== INPUT DATA
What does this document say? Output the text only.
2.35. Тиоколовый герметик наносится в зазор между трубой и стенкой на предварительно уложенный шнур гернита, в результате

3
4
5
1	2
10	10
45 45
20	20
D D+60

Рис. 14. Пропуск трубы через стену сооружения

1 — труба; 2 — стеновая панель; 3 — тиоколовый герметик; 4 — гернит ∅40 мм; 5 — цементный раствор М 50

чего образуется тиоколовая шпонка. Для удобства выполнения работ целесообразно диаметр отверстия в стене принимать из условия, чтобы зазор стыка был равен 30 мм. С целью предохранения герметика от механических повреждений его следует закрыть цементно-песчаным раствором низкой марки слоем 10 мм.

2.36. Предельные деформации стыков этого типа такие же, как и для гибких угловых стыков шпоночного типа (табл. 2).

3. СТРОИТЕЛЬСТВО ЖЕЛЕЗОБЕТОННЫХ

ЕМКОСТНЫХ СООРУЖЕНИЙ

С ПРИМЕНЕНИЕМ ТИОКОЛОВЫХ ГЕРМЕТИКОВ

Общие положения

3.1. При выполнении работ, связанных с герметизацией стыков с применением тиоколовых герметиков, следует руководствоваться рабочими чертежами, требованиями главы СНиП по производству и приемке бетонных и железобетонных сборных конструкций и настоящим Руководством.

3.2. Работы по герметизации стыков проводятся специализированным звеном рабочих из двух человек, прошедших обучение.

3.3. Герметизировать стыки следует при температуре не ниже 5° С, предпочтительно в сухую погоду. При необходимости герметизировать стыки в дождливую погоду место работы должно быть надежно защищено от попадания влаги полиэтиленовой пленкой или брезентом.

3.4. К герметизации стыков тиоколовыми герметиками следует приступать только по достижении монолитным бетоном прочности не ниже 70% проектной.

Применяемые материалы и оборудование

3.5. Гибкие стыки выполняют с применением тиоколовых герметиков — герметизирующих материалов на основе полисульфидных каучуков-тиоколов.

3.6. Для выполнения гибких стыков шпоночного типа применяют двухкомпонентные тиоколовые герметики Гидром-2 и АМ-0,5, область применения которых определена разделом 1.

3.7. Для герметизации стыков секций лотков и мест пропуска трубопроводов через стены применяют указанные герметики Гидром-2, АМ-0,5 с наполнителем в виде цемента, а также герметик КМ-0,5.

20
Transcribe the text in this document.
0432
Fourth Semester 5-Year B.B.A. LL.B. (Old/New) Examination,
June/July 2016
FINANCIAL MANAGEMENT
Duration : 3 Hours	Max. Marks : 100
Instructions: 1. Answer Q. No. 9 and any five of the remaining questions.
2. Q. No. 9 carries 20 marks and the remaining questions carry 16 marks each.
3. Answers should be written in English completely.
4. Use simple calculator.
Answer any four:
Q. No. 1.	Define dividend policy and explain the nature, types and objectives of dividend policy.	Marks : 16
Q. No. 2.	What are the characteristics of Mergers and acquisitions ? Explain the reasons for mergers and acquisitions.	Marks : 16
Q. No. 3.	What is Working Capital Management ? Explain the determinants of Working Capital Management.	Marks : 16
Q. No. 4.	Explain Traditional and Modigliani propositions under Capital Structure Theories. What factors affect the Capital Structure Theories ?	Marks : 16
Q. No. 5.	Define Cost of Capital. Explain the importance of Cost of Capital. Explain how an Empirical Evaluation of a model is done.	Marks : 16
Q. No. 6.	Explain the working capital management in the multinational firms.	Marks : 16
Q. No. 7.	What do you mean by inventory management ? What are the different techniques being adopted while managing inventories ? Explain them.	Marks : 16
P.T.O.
====
DIRECTIONS FOR THIS TASK —
Give only the number of lines in the material above that hold the word "questions".

WRITTEN REPLY —
2